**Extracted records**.
== == ==

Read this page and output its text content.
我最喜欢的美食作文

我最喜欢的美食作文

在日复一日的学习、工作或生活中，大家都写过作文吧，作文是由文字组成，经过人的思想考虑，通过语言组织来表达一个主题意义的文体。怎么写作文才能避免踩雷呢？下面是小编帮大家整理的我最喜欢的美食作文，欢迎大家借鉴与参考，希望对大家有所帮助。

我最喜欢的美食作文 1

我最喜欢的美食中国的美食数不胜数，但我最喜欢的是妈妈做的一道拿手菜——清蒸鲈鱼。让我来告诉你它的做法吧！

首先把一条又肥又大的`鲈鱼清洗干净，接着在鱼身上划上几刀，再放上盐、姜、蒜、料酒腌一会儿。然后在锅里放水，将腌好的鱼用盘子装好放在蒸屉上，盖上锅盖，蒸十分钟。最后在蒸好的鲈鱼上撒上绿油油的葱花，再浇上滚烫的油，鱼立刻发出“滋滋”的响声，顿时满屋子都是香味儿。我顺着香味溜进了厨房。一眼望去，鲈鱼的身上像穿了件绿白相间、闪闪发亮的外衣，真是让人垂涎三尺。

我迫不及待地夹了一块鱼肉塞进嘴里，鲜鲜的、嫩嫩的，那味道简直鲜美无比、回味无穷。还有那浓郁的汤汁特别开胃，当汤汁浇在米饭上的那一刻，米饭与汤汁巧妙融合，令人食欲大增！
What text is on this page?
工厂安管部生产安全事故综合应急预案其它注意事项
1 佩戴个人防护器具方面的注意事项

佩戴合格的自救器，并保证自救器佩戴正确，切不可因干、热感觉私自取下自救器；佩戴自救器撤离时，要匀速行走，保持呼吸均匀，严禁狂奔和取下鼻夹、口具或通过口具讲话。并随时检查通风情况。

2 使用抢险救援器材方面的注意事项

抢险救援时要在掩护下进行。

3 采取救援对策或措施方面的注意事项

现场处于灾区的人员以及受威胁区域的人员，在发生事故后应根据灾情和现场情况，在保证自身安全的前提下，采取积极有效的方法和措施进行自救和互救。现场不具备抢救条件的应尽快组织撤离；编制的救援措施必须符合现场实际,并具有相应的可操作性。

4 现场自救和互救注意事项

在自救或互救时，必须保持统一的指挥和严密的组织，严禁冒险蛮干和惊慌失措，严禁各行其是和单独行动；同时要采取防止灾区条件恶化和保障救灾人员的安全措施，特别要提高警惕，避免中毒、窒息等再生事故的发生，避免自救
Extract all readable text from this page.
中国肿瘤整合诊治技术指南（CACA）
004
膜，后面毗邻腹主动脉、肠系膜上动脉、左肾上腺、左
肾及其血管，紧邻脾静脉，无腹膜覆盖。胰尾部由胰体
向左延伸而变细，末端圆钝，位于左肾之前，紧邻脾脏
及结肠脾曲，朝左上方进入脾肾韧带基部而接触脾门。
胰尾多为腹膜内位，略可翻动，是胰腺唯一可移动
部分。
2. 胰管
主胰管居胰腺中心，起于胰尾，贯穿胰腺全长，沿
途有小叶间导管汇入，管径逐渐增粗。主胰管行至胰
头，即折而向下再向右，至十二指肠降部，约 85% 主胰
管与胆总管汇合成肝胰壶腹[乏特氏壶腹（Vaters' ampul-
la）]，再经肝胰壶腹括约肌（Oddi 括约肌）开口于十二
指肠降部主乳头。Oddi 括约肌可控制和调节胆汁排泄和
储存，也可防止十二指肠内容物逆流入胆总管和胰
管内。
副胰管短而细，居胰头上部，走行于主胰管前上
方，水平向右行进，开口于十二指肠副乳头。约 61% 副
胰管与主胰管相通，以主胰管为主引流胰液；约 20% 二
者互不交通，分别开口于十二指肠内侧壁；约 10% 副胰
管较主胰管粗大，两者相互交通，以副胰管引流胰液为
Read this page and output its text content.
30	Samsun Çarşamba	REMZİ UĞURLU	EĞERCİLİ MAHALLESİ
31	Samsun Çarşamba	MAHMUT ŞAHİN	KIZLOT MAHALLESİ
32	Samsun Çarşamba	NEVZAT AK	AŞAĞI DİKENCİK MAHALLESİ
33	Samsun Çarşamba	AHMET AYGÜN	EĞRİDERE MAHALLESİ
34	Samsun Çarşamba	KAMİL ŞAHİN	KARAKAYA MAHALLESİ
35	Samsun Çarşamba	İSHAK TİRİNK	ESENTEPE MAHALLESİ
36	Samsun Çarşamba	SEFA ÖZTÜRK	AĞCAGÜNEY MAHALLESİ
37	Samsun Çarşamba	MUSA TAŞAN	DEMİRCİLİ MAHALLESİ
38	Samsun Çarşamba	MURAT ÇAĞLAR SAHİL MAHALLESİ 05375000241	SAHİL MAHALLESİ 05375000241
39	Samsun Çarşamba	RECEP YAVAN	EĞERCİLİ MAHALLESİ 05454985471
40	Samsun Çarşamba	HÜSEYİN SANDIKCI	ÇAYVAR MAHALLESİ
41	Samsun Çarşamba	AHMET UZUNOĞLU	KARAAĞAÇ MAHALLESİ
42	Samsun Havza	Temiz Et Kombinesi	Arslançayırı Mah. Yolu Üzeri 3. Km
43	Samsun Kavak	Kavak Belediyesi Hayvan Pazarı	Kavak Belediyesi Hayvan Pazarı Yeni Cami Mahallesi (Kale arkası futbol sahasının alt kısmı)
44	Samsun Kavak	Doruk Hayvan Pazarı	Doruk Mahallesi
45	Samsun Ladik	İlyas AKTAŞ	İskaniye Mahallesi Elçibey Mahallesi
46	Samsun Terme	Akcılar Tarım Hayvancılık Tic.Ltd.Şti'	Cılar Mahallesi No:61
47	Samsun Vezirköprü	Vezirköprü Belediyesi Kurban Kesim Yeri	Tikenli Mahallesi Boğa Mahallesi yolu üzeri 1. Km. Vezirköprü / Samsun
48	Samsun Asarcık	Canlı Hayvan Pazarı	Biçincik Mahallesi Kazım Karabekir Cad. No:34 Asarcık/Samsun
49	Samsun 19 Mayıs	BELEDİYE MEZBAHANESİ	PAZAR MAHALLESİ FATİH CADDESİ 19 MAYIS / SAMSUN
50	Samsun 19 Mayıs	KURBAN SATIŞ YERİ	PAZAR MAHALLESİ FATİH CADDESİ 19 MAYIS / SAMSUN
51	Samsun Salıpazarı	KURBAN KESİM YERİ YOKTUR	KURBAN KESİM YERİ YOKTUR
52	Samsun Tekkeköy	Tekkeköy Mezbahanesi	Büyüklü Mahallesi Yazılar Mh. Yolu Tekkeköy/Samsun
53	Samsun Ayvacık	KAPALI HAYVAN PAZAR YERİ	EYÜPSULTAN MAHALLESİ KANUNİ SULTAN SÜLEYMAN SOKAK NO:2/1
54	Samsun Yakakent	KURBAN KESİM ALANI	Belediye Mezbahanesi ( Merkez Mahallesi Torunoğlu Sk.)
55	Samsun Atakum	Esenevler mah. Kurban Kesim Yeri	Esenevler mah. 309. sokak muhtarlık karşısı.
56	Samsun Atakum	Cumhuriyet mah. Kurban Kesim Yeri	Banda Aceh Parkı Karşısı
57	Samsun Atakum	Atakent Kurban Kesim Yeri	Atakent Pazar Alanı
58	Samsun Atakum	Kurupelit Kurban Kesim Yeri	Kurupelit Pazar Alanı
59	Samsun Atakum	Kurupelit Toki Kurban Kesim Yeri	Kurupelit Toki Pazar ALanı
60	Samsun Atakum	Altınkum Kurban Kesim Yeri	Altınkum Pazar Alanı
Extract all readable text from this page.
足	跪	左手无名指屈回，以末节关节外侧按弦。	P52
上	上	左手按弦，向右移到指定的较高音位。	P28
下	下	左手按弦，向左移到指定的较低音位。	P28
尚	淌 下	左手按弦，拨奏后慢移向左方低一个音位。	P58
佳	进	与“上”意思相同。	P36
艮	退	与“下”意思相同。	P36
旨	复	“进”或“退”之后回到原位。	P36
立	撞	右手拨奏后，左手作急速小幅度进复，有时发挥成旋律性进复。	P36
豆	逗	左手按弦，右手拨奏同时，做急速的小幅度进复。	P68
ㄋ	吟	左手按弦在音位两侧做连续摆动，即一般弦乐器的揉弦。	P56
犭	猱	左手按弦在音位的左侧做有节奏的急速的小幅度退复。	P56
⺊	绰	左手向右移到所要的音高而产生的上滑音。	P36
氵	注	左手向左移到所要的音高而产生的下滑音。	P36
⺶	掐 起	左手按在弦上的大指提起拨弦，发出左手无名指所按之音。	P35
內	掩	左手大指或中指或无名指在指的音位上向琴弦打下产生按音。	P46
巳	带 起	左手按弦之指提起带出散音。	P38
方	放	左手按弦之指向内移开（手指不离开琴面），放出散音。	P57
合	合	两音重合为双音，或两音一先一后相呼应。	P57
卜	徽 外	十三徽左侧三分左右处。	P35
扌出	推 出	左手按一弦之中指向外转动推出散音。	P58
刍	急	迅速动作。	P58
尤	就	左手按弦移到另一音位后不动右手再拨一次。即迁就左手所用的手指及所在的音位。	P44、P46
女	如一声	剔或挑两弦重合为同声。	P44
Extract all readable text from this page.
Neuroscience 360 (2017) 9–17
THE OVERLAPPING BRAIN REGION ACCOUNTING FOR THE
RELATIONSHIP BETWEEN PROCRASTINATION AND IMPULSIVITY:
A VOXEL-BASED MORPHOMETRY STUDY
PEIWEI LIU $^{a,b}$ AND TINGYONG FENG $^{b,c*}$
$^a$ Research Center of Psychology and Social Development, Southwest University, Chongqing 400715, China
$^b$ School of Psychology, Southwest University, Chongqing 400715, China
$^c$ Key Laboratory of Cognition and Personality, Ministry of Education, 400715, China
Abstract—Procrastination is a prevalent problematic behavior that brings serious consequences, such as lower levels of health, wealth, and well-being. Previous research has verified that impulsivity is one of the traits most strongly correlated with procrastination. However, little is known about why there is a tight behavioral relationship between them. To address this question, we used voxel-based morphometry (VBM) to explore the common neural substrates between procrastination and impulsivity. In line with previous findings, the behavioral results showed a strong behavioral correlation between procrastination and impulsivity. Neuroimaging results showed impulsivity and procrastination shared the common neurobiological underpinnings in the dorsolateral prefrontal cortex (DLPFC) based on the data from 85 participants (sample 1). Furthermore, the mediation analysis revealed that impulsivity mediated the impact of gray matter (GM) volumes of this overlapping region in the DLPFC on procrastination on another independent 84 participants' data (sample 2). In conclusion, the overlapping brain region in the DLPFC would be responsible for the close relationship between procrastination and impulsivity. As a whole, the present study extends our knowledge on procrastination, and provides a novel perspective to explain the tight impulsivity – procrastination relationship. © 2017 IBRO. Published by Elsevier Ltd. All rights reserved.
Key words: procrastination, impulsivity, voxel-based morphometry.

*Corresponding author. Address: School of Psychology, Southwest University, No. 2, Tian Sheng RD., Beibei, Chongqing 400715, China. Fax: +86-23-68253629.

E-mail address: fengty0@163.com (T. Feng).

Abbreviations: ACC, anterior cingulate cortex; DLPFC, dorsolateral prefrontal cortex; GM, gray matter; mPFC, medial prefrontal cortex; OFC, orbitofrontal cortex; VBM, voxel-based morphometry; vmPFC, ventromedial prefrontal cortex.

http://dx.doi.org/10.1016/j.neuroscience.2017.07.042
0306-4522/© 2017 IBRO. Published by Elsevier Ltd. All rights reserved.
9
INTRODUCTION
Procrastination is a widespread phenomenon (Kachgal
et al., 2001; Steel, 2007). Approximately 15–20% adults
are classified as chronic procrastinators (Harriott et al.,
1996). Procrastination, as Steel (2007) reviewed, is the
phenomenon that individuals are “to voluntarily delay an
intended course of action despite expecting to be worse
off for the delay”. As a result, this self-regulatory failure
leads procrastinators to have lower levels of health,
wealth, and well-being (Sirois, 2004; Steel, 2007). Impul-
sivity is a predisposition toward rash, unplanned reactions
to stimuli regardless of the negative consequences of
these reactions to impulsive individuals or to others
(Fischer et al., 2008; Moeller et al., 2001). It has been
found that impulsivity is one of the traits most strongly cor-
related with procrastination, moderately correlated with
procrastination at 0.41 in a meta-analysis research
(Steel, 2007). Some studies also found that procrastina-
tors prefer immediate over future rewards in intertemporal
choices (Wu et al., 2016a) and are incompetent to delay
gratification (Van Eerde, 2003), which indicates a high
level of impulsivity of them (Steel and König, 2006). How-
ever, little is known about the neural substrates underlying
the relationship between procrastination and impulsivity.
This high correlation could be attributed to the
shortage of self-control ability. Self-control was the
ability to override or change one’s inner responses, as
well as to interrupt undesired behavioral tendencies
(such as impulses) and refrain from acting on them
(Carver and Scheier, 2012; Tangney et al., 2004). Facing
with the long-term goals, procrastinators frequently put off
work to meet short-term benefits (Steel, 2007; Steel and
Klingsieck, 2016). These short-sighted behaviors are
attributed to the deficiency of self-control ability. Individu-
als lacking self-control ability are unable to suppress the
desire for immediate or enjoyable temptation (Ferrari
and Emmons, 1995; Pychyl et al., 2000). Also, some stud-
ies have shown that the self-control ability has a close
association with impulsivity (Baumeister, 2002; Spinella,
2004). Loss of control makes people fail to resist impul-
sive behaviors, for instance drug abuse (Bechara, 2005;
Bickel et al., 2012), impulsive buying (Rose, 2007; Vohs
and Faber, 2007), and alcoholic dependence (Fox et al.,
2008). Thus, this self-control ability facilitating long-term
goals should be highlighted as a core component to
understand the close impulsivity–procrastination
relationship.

== == ==

**STATED EXERCISE**.
Looking at the entries above, state how many lines contain "Atakum"; give the number alone.

**FULL SOLUTION**.
6